**BRIEF:**
Where a line holds the string "this", return that line.

**GIVEN DATA:**
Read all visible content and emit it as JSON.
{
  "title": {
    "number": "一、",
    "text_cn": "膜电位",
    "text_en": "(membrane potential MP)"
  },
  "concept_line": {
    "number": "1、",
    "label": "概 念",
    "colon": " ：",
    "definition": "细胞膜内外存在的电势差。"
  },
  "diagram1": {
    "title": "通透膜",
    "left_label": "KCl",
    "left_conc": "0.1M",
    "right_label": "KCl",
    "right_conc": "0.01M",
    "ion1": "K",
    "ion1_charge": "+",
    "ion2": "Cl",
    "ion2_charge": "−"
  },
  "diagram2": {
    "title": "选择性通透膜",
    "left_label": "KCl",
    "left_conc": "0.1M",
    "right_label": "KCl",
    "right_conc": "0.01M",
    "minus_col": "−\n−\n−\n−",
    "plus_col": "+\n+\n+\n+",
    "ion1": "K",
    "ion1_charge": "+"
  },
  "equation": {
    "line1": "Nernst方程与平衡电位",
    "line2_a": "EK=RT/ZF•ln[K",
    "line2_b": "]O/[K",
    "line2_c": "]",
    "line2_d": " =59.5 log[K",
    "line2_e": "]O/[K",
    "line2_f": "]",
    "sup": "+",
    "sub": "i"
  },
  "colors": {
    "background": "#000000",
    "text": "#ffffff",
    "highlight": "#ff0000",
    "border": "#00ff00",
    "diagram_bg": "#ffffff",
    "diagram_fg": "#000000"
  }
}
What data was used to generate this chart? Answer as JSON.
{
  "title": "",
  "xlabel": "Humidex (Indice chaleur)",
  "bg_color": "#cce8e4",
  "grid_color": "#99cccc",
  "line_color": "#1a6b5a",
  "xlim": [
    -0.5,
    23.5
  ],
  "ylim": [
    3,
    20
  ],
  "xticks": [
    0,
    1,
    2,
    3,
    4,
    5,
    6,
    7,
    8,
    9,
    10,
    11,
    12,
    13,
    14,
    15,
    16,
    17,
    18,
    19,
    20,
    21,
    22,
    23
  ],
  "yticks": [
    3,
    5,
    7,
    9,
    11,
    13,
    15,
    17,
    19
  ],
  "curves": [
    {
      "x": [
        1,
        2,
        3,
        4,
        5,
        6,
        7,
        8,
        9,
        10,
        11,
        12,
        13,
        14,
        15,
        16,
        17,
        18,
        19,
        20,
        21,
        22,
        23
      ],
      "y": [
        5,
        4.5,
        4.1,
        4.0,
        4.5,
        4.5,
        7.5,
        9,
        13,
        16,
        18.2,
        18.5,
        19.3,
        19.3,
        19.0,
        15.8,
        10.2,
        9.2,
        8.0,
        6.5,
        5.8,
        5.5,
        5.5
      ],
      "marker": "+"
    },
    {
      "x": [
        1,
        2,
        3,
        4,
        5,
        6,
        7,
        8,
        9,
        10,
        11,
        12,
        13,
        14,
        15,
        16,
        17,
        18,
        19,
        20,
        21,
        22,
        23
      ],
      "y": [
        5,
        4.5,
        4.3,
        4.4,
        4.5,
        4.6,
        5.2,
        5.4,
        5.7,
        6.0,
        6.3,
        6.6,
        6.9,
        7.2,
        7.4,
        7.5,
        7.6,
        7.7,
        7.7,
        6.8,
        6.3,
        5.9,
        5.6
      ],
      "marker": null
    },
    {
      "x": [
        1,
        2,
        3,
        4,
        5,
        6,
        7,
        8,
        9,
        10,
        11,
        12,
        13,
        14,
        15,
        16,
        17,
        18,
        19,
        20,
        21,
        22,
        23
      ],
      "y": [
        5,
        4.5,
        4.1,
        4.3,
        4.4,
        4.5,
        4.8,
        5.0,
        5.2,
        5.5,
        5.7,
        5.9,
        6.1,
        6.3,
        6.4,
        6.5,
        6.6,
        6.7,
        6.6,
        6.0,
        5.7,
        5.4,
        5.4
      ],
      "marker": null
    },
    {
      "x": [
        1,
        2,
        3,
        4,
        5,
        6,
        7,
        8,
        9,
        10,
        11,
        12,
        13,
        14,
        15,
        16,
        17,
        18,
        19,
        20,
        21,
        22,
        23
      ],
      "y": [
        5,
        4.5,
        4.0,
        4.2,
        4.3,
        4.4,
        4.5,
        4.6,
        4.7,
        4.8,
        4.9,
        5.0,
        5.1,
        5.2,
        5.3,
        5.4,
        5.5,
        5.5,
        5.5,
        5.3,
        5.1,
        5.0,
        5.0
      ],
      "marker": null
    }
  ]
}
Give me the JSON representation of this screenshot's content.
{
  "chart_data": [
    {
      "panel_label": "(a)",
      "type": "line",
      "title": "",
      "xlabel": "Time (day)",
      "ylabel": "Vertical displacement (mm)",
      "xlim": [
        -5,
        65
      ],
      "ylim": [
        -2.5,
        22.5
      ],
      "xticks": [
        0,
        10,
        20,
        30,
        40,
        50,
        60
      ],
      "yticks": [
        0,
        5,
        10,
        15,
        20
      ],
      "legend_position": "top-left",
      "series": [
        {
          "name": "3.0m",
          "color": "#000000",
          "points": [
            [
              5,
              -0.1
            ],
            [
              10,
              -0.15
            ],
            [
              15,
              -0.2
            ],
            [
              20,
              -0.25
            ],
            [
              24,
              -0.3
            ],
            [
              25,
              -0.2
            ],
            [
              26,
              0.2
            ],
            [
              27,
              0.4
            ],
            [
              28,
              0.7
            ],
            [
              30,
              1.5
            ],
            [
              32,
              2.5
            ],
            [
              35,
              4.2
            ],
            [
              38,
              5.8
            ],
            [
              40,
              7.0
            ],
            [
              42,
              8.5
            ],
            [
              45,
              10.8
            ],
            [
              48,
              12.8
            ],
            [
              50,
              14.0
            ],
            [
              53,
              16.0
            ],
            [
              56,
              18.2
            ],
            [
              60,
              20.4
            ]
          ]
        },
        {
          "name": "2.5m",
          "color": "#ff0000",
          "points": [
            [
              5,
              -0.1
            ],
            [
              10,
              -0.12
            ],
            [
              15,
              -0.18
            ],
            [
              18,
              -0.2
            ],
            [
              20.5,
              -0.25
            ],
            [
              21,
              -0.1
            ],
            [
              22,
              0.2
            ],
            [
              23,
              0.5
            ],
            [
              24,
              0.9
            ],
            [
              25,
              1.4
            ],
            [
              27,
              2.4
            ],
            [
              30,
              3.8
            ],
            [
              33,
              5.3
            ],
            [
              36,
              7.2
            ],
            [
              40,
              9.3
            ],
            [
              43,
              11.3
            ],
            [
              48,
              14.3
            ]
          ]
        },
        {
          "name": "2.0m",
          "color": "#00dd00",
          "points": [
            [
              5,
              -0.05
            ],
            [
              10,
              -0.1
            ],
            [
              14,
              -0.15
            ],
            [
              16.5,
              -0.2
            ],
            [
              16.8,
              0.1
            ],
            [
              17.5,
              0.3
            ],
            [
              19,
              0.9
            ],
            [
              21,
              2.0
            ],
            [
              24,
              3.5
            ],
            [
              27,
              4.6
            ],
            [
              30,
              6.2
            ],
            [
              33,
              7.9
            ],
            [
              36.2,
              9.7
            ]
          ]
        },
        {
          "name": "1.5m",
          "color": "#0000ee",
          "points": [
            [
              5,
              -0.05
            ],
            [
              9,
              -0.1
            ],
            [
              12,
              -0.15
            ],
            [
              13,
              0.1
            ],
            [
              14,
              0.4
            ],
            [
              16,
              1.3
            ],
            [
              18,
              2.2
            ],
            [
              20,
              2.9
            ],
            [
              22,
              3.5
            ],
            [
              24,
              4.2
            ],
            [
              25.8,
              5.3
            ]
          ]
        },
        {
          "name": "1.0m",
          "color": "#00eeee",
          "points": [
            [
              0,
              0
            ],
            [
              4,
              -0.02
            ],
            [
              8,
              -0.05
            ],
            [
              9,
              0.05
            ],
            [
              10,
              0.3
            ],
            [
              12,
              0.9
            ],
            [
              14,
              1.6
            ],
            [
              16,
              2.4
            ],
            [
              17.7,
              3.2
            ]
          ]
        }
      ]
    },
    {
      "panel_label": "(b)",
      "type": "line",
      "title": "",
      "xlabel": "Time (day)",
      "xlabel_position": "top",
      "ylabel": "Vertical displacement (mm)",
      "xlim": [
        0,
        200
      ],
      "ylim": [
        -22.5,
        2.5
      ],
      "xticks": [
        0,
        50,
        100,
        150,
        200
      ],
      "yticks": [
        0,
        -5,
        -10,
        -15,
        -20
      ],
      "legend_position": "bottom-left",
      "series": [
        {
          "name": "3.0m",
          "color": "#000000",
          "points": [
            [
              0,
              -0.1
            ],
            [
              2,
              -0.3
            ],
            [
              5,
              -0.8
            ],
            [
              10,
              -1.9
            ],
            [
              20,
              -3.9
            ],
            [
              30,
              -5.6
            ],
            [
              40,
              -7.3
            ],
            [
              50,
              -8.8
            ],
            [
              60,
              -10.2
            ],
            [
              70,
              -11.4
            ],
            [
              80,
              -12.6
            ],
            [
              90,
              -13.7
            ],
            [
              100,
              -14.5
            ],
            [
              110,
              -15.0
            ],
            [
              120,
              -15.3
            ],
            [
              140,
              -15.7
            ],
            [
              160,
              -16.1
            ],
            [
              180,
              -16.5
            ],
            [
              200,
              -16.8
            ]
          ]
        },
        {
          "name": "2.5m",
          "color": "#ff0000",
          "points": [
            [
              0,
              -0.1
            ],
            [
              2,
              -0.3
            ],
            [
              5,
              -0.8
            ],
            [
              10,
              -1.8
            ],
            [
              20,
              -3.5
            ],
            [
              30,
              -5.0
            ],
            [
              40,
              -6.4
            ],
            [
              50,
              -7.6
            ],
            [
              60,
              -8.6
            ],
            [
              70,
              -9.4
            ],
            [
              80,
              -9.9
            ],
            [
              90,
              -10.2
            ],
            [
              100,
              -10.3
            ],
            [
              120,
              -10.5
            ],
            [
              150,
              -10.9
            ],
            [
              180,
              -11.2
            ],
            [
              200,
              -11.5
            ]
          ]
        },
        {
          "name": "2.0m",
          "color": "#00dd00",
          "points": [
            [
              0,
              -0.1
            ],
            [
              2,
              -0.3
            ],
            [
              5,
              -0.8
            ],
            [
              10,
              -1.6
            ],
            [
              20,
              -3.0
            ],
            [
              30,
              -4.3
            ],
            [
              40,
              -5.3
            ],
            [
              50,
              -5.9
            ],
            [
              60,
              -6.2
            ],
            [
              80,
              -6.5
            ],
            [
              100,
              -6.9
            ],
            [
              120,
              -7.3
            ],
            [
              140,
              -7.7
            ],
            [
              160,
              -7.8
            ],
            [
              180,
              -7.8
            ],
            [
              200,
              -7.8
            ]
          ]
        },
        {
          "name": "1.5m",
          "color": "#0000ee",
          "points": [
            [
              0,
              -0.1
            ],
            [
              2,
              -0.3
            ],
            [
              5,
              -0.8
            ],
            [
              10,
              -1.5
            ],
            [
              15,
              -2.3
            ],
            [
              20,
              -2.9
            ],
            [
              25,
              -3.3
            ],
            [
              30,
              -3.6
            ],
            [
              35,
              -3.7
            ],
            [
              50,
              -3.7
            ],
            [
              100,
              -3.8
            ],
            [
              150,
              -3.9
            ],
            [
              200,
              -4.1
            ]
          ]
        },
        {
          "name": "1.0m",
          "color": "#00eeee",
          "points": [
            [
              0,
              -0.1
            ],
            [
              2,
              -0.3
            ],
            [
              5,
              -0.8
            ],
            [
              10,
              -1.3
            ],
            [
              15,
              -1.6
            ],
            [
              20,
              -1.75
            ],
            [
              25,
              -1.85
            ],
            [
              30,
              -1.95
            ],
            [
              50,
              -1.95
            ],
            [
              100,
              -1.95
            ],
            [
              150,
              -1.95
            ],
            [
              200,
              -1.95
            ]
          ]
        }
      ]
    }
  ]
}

**REPLY:**
What data was used to generate this chart? Answer as JSON.
Give me the JSON representation of this screenshot's content.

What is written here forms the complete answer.